(Stored data)
########
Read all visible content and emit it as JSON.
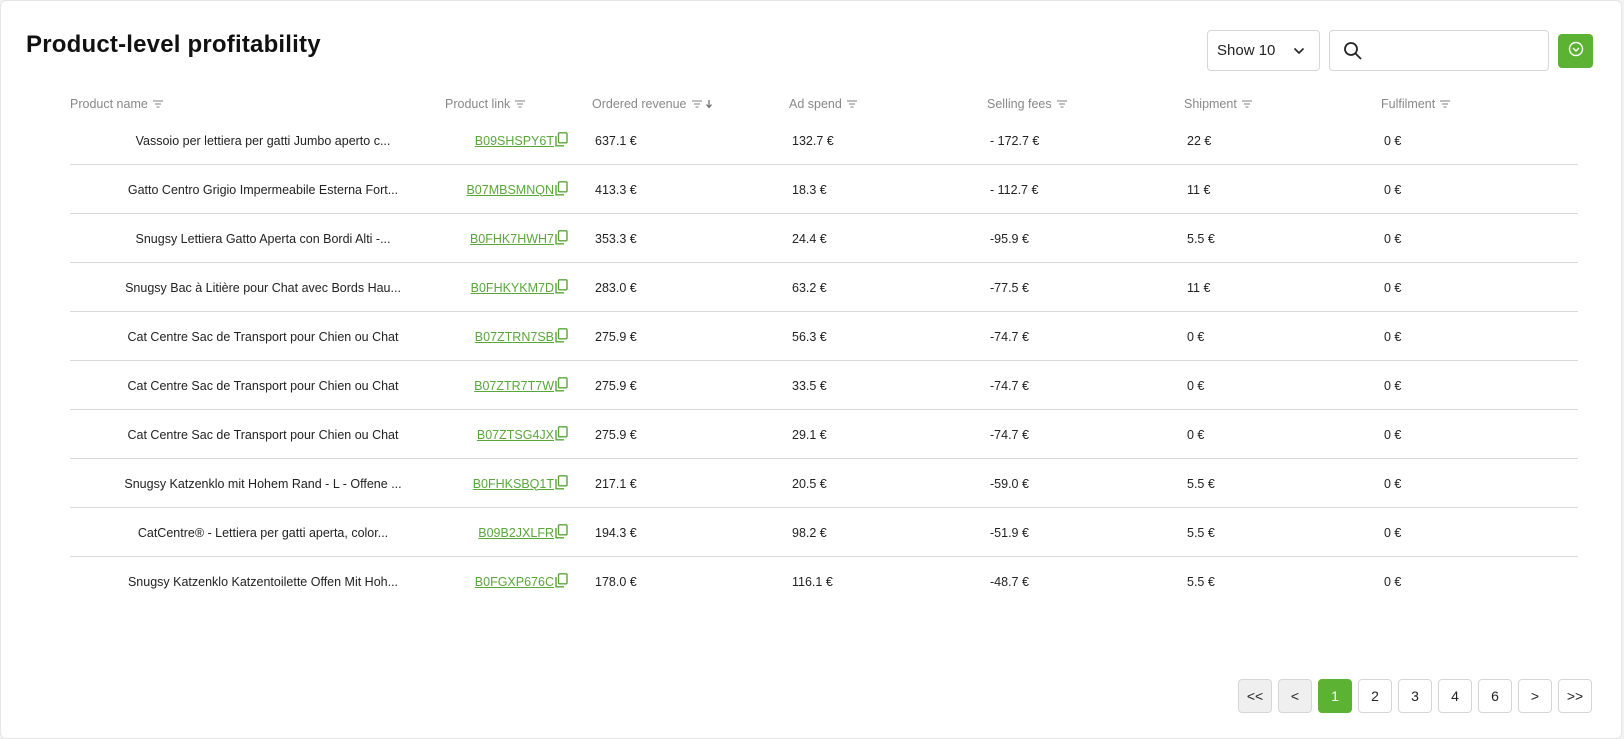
{
  "title": "Product-level profitability",
  "page_size": {
    "selected": "Show 10"
  },
  "search": {
    "placeholder": ""
  },
  "columns": {
    "product_name": "Product name",
    "product_link": "Product link",
    "ordered_revenue": "Ordered revenue",
    "ad_spend": "Ad spend",
    "selling_fees": "Selling fees",
    "shipment": "Shipment",
    "fulfilment": "Fulfilment"
  },
  "rows": [
    {
      "name": "Vassoio per lettiera per gatti Jumbo aperto c...",
      "link": "B09SHSPY6T",
      "revenue": "637.1 €",
      "ad": "132.7 €",
      "fees": "- 172.7 €",
      "ship": "22 €",
      "fulfil": "0 €"
    },
    {
      "name": "Gatto Centro Grigio Impermeabile Esterna Fort...",
      "link": "B07MBSMNQN",
      "revenue": "413.3 €",
      "ad": "18.3 €",
      "fees": "- 112.7 €",
      "ship": "11 €",
      "fulfil": "0 €"
    },
    {
      "name": "Snugsy Lettiera Gatto Aperta con Bordi Alti -...",
      "link": "B0FHK7HWH7",
      "revenue": "353.3 €",
      "ad": "24.4 €",
      "fees": "-95.9 €",
      "ship": "5.5 €",
      "fulfil": "0 €"
    },
    {
      "name": "Snugsy Bac à Litière pour Chat avec Bords Hau...",
      "link": "B0FHKYKM7D",
      "revenue": "283.0 €",
      "ad": "63.2 €",
      "fees": "-77.5 €",
      "ship": "11 €",
      "fulfil": "0 €"
    },
    {
      "name": "Cat Centre Sac de Transport pour Chien ou Chat",
      "link": "B07ZTRN7SB",
      "revenue": "275.9 €",
      "ad": "56.3 €",
      "fees": "-74.7 €",
      "ship": "0 €",
      "fulfil": "0 €"
    },
    {
      "name": "Cat Centre Sac de Transport pour Chien ou Chat",
      "link": "B07ZTR7T7W",
      "revenue": "275.9 €",
      "ad": "33.5 €",
      "fees": "-74.7 €",
      "ship": "0 €",
      "fulfil": "0 €"
    },
    {
      "name": "Cat Centre Sac de Transport pour Chien ou Chat",
      "link": "B07ZTSG4JX",
      "revenue": "275.9 €",
      "ad": "29.1 €",
      "fees": "-74.7 €",
      "ship": "0 €",
      "fulfil": "0 €"
    },
    {
      "name": "Snugsy Katzenklo mit Hohem Rand - L - Offene ...",
      "link": "B0FHKSBQ1T",
      "revenue": "217.1 €",
      "ad": "20.5 €",
      "fees": "-59.0 €",
      "ship": "5.5 €",
      "fulfil": "0 €"
    },
    {
      "name": "CatCentre® - Lettiera per gatti aperta, color...",
      "link": "B09B2JXLFR",
      "revenue": "194.3 €",
      "ad": "98.2 €",
      "fees": "-51.9 €",
      "ship": "5.5 €",
      "fulfil": "0 €"
    },
    {
      "name": "Snugsy Katzenklo Katzentoilette Offen Mit Hoh...",
      "link": "B0FGXP676C",
      "revenue": "178.0 €",
      "ad": "116.1 €",
      "fees": "-48.7 €",
      "ship": "5.5 €",
      "fulfil": "0 €"
    }
  ],
  "pagination": {
    "first": "<<",
    "prev": "<",
    "next": ">",
    "last": ">>",
    "pages": [
      "1",
      "2",
      "3",
      "4",
      "6"
    ],
    "current": "1"
  },
  "colors": {
    "accent": "#5cb233",
    "link": "#5aa63a"
  },
  "icons": [
    "chevron-down-icon",
    "search-icon",
    "circle-chevron-down-icon",
    "filter-icon",
    "sort-desc-icon",
    "copy-icon"
  ]
}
########
> _EXERCISE GOAL_:
Scan the material line by line and report each one that contains "link".

> _RESPONSE_:
    "product_link": "Product link",
      "link": "B09SHSPY6T",
      "link": "B07MBSMNQN",
      "link": "B0FHK7HWH7",
      "link": "B0FHKYKM7D",
      "link": "B07ZTRN7SB",
      "link": "B07ZTR7T7W",
      "link": "B07ZTSG4JX",
      "link": "B0FHKSBQ1T",
      "link": "B09B2JXLFR",
      "link": "B0FGXP676C",
    "link": "#5aa63a"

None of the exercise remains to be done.